### EXTRAIT DE PAGE
▶
Alain, le demi-frère de Pierre nous a fait comprendre qu’on se laissait déborder par Adam et qu’il fallait être plus sévère. Encore une fois, on a tenté d’expliquer que lorsqu’il entrait en crise, on ne pouvait rien faire, rien du tout. Il ne comprenait pas. Alors il a pris Adam seul pour jouer dans la salle de jeu et voir si c’était un problème d’éducation. Il a tenté différentes approches avec Adam. La manière douce et celle un peu plus forte. Ça n’a pas marché. Il s’est rendu compte que ça ne venait pas de nous. Ce qu’on se tuait à répéter, à crier silencieusement parfois.

J’ai assez mal vécu ces vacances de Noël. Le regard que l’on portait sur nous, en tant que parents, m’insupportait. Je me sentais minable. Mais encore une fois, je ne peux pas leur en vouloir. Ils ne savaient pas. En fin de compte, le regard désagréable des autres se fonde sur de l’ignorance. Et je ne peux pas en vouloir à des gens qui ne savaient pas ce qu’il se passait.

La semaine suivante, c’était l’anniversaire d’Adam. Il avait deux ans. En comparaison de son premier anniversaire où j’avais tenu à faire les choses en grand, nous n’avions rien fait cette fois-ci. Pour ses 1 an, j’avais passé deux jours à faire un gâteau en pâte à sucre avec une décoration sur le thème des « lapins crétins », j’avais fait un buffet avec tout un tas de bonbons, de muffins, etc. Son premier anniversaire était une grande étape pour moi, je ne voulais pas faire les choses à moitié. Mais pour ses deux ans, je ne souhaitais pas forcément inviter tout le monde, subir encore des regards, des paroles blessantes. J’étais trop à fleur de peau et la moindre chose pouvait me trotter dans la tête pendant des jours et des nuits entières. Et puis nous nous étions tous vus la semaine d’avant à Noël, donc leur prochaine visite attendrait la naissance de ma fille. Je ne leur en voulais pas, je ne suis pas rancunière. Je voulais juste me recentrer sur ma famille, sur nous trois. Alors Pierre et moi lui avons fait souffler ses deux bougies sur un petit gâteau et nous l’avons emmené dans un parc de jeu. Il s’est amusé au-delà de nos espérances. Une sortie en famille. Je pense que nous n’aurions pas pu lui offrir un meilleur cadeau que celui-là. Lui montrer que nous étions unis.
◀
### DONNÉES EXTRAITES
▶
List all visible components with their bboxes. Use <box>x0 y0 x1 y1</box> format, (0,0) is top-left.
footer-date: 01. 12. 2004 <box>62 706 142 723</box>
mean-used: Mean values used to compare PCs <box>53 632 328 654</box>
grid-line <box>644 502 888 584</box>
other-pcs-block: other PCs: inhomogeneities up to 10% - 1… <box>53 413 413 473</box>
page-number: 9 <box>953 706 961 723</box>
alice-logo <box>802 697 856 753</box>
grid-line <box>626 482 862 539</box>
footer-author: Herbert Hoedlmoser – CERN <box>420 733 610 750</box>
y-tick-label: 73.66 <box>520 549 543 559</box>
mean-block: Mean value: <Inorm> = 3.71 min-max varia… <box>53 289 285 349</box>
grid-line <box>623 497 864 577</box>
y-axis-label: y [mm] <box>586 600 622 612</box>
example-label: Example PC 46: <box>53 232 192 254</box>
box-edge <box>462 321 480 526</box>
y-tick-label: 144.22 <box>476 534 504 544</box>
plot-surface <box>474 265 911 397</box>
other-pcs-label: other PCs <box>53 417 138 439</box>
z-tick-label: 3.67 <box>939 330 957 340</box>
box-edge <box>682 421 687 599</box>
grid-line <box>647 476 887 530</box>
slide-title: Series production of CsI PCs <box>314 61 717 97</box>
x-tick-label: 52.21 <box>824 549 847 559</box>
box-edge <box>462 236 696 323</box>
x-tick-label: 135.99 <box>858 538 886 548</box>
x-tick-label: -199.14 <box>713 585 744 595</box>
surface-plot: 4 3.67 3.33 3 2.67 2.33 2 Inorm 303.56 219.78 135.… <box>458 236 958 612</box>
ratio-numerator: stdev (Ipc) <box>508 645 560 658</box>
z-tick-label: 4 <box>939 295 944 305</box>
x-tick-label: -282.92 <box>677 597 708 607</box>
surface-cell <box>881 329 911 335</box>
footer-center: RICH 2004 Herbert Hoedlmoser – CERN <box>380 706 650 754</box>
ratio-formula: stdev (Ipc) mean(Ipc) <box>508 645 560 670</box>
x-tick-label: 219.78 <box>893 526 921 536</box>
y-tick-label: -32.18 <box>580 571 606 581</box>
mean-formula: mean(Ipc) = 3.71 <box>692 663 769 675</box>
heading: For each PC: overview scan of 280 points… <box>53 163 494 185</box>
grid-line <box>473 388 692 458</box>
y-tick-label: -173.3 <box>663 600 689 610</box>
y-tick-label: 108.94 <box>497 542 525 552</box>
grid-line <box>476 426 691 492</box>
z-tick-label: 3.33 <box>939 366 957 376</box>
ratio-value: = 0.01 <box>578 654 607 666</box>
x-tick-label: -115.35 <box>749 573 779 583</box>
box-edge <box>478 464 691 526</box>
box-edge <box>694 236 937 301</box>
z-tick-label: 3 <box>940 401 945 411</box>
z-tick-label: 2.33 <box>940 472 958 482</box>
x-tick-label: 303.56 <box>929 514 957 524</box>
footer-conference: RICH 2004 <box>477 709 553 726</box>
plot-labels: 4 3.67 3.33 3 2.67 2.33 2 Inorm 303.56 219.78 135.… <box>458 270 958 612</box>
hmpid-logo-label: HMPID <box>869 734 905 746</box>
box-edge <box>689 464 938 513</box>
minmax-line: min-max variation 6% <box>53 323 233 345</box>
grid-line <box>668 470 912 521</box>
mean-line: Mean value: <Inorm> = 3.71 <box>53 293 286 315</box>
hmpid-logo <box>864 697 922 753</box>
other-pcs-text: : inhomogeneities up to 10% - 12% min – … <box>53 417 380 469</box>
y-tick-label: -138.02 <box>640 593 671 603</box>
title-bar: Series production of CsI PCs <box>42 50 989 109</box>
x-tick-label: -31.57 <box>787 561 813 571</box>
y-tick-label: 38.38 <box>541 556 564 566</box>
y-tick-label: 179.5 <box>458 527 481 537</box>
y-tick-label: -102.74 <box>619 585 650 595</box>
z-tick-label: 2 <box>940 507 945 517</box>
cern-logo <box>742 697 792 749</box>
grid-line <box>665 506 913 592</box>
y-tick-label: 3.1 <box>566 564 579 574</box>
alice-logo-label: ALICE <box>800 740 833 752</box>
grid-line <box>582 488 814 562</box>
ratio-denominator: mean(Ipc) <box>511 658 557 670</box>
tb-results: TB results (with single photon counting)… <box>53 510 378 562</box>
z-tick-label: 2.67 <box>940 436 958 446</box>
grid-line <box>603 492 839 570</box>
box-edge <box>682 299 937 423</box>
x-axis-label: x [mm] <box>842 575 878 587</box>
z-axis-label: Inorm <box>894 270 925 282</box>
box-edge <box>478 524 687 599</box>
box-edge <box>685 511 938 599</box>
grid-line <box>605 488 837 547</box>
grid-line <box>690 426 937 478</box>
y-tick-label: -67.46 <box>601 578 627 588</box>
◀
### EXERCICES
1: Reproduisez le passage de l'extrait situé entre "J’ai assez mal" et "qu’il se passait.", ces deux bornes incluses.
2: Résumez l'extrait en deux phrases.
3: D'après l'extrait, sur quel thème était décoré le gâteau du premier anniversaire d'Adam ?

### CORRIGÉS
1:
J’ai assez mal vécu ces vacances de Noël. Le regard que l’on portait sur nous, en tant que parents, m’insupportait. Je me sentais minable. Mais encore une fois, je ne peux pas leur en vouloir. Ils ne savaient pas. En fin de compte, le regard désagréable des autres se fonde sur de l’ignorance. Et je ne peux pas en vouloir à des gens qui ne savaient pas ce qu’il se passait.

2: Alain, le demi-frère de Pierre, a joué seul avec Adam et s'est rendu compte que le problème ne venait pas des parents, mais la narratrice a tout de même mal vécu ces vacances de Noël à cause du regard porté sur eux, sans en vouloir à des gens qui ne savaient pas. Pour les deux ans d'Adam, au lieu d'une grande fête comme pour ses 1 an, Pierre et elle lui ont fait souffler ses bougies sur un petit gâteau et l'ont emmené dans un parc de jeu.

3: Sur le thème des « lapins crétins ».